#### [Tugas yang Diminta]
A. Tuliskan ulang bagian teks tentang sumber-sumber tasawuf, mulai dari "3)      Al- Hallaj, mengaku" dan berakhir pada "mengenai akhlak dan tasawuf.".
B. Ayat Al-Qur'an mana saja yang dirujuk dalam teks tentang sumber-sumber tasawuf?
C. Sambunglah teks tentang sumber-sumber tasawuf mulai dari kalimat terakhir yang tertera.

#### [Kutipan Sumber]
3)      Al- Hallaj, mengaku bahwa telaj turun kepadanya risalah-risalah yang banyak dengan tulisan Allah ‘azza wa jalla.

2.      SUMBER-SUMBER TASAWUF
1)      Al- Qur’an
Sebagai patokan hukum agama Islam, Al- Quran di dalamnya terdapat nash-nash yang juga mengupas tentang akhlak tasawuf. Istilah akhlak tasawuf terdiri dari 2 kata, yaitu akhlak dan tasawuf. Berikut ini akan dipaparkan sumber dari Al- Qur’an mengenai akhlak dan tasawuf.

a.       Akhlak
Dalam Al- Qur’an kata yang berkaitan dengan akhlak diantaranya adalah Q.S. Asy- Syu’ara: 137, yang berbunyi:

إِنْ هَذَا إِلَّا خُلُقُ الْأَوَّلِينَ
Artinya: (Agama kami) ini tidak lain hanyalah adat kebiasaan orang-oang terdahulu.
Lalu dalam Q.S. Al- Qalam:4, yang berbunyi:

وَإِنَّكَ لَعَلى خُلُقٍ عَظِيمٍ

Artinya: Sesungguhnya engkau (Muhammad) adalah orang yang berakhlak sangat mulia.
Dua ayat ini, baik dilihat dari asal kata dan muatan kata, dapat dijadikan dasar untuk mengatakan bahwa istilah akhlak memang terdapat dalam Al-Qur’an.
Dua ayat ini, baik dilihat dari asal kata dan muatan kata, dapat dijadikan dasar untuk mengatakan bahwa istilah akhlak memang terdapat dalam al-Qur’an.

b.      Tasawuf
Terdapat dalam Q.S Yusuf: 20, yang berbunyi:

وَشَرَوْهُ بِثَمَنٍ بَخْسٍ دَرَاهِمَ مَعْدُودَةٍ وَكَانُواْ فِيهِ مِنَ الزَّاهِدِينَ
Artinya: Dan mereka menjual yusuf dengan harta yang murah, yaitu beberapa dirham saja, dan mereka (anggota kafilah dagang) merasa tertarik hari mereka terhadapnya (Yusuf).

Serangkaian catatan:
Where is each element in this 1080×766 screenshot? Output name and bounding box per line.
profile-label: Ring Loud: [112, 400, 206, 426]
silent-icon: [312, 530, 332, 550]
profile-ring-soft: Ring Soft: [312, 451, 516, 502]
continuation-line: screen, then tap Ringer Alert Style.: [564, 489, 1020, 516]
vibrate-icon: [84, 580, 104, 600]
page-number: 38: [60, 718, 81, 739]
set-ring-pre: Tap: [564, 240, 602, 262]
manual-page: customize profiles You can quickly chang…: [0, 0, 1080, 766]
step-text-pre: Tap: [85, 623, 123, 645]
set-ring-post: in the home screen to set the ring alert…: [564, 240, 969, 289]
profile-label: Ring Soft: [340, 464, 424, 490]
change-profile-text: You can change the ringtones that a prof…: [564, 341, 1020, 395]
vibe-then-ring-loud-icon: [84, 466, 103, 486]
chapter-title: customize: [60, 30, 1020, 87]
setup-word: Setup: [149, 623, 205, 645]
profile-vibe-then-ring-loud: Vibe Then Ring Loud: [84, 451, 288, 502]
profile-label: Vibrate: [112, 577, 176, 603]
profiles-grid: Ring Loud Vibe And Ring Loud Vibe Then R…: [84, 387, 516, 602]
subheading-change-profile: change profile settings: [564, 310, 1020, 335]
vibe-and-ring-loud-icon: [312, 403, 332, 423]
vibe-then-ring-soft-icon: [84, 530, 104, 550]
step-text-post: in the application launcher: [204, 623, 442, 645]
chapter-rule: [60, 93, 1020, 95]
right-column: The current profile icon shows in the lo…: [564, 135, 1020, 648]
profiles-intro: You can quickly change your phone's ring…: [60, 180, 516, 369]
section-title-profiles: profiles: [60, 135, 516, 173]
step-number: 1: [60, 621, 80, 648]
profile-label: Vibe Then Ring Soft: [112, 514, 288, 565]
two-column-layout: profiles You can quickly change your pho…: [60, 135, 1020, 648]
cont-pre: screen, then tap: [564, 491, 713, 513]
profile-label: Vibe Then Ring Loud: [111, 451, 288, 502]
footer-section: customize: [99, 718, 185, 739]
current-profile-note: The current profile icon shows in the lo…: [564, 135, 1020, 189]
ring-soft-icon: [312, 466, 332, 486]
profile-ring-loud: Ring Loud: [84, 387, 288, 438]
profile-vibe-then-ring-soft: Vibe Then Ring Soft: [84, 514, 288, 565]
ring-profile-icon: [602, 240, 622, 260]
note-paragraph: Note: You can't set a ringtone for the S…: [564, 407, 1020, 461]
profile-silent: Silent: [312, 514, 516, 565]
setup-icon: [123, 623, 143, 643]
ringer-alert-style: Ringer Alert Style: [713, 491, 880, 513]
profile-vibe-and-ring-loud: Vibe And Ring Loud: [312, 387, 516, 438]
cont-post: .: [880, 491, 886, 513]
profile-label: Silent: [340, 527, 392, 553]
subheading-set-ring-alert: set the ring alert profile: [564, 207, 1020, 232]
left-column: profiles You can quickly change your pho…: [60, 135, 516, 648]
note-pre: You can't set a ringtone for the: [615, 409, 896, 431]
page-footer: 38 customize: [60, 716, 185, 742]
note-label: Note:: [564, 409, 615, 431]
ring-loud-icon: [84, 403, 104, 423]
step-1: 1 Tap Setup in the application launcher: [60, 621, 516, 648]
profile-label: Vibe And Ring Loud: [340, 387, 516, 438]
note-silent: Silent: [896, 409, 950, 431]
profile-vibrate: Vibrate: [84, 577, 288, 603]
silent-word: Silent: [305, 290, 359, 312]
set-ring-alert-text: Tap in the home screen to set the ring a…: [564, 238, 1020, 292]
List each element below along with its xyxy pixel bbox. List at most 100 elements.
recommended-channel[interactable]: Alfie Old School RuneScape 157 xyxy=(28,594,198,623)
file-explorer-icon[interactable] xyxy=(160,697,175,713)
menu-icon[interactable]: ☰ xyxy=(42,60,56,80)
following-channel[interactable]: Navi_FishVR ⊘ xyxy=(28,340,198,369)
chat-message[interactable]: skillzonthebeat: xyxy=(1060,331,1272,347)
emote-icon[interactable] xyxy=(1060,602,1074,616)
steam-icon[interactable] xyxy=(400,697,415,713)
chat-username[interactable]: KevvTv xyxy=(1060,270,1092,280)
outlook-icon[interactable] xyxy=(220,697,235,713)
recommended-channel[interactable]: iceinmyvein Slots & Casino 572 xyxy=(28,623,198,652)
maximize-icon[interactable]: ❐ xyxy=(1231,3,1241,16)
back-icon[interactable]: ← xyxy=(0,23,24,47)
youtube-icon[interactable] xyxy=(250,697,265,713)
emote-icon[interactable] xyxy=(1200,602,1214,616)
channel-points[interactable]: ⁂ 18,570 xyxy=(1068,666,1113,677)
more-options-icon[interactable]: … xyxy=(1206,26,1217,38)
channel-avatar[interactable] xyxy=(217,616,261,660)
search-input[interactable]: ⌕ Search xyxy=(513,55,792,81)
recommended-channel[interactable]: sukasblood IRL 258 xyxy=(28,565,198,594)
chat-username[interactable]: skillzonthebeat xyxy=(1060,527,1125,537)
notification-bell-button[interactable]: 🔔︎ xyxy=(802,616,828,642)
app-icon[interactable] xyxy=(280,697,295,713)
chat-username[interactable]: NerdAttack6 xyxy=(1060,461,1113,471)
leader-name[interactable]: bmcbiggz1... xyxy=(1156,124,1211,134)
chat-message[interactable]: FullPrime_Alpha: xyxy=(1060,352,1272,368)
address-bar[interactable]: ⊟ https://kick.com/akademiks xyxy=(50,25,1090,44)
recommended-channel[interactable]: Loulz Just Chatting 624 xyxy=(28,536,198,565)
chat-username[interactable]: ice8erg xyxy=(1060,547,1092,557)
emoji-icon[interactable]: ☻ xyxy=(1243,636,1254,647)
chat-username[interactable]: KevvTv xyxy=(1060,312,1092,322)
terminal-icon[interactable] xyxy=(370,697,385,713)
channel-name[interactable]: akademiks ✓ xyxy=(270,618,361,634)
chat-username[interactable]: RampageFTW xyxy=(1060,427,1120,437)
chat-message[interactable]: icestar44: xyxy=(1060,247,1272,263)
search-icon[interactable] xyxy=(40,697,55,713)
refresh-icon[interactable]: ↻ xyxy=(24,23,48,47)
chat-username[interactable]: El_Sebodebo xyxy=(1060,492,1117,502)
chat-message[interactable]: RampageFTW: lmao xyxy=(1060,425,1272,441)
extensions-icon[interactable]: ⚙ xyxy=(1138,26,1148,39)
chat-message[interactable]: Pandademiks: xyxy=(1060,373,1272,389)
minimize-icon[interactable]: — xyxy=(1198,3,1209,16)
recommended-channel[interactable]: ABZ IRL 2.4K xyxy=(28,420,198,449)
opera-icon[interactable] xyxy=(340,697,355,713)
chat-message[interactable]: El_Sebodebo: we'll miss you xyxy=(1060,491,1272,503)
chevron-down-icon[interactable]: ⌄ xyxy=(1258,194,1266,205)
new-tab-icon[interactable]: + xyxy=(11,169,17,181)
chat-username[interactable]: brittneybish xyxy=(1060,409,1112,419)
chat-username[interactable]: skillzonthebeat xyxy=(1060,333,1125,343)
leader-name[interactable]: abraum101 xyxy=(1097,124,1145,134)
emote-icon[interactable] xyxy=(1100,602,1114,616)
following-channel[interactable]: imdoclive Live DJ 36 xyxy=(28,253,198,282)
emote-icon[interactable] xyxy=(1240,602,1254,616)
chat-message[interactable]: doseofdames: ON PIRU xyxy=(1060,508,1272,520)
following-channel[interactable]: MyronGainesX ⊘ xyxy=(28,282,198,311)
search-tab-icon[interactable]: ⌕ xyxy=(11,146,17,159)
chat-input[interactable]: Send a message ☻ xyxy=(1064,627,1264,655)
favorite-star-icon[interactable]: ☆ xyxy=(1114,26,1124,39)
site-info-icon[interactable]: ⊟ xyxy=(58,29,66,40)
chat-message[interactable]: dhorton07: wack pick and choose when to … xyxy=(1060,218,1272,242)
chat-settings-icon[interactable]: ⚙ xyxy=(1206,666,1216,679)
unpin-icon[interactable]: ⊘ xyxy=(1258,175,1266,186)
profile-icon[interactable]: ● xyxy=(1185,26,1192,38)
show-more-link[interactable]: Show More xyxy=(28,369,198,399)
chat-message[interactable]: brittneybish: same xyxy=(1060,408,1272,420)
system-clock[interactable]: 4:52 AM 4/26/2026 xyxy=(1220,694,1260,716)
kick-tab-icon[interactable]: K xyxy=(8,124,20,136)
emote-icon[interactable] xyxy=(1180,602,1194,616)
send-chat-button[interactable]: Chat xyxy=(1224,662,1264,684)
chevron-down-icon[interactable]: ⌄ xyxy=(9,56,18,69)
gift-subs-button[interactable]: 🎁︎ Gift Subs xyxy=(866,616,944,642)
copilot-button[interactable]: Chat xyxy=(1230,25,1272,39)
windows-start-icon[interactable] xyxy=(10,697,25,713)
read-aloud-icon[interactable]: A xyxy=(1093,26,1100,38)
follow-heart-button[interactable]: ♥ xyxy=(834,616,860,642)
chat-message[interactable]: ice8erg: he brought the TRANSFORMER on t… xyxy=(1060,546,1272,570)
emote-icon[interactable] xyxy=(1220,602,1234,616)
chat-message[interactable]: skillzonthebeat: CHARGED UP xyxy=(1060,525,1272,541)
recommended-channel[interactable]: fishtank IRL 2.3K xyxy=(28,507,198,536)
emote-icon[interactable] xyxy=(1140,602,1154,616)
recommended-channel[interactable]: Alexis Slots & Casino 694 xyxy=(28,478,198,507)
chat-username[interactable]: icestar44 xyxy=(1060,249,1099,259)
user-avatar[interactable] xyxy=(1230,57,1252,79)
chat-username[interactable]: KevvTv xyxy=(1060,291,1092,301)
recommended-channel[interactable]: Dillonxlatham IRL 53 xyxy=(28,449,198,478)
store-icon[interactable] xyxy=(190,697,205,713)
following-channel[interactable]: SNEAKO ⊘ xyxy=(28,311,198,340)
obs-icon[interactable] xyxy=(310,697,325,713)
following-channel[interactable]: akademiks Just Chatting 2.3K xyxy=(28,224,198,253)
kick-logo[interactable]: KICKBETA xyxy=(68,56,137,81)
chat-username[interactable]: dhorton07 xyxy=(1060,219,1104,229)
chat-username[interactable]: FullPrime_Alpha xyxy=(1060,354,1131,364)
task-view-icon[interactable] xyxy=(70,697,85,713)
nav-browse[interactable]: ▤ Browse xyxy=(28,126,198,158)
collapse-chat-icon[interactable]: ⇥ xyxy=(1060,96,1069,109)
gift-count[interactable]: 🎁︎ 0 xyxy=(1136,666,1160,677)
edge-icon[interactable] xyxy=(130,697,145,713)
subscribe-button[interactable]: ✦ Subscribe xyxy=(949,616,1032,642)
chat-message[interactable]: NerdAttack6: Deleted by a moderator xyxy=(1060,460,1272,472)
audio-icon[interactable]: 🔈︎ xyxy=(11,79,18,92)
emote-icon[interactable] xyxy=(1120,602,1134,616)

#### [Hasil Latihan]
A.
3)      Al- Hallaj, mengaku bahwa telaj turun kepadanya risalah-risalah yang banyak dengan tulisan Allah ‘azza wa jalla.

2.      SUMBER-SUMBER TASAWUF
1)      Al- Qur’an
Sebagai patokan hukum agama Islam, Al- Quran di dalamnya terdapat nash-nash yang juga mengupas tentang akhlak tasawuf. Istilah akhlak tasawuf terdiri dari 2 kata, yaitu akhlak dan tasawuf. Berikut ini akan dipaparkan sumber dari Al- Qur’an mengenai akhlak dan tasawuf.

B.
Q.S. Asy-Syu'ara: 137
Q.S. Al-Qalam: 4
Q.S. Yusuf: 20

C.
2)      Hadits
            Pada penjelasan hadits ini diuraikan sumber-sumber dari al- Hadits yang berkaitan dengan akhlak tasawuf.
Hadits yang berkaitan dengan akhlak tasawuf.
a.     Akhlak
Istilah akhlak yang berkaitan dengan al-Hadits memang ada dasarnya. Di sini akan dikutipkan salah satu hadits yang secara eksplisit menyinggung istilah akhlak.
Nabi bersabda: “ Bahwasanya aku dibangkitkan (diutus) adalah untuk menyempurnakan keluhuran akhlak. (HR. Baihaqy)”.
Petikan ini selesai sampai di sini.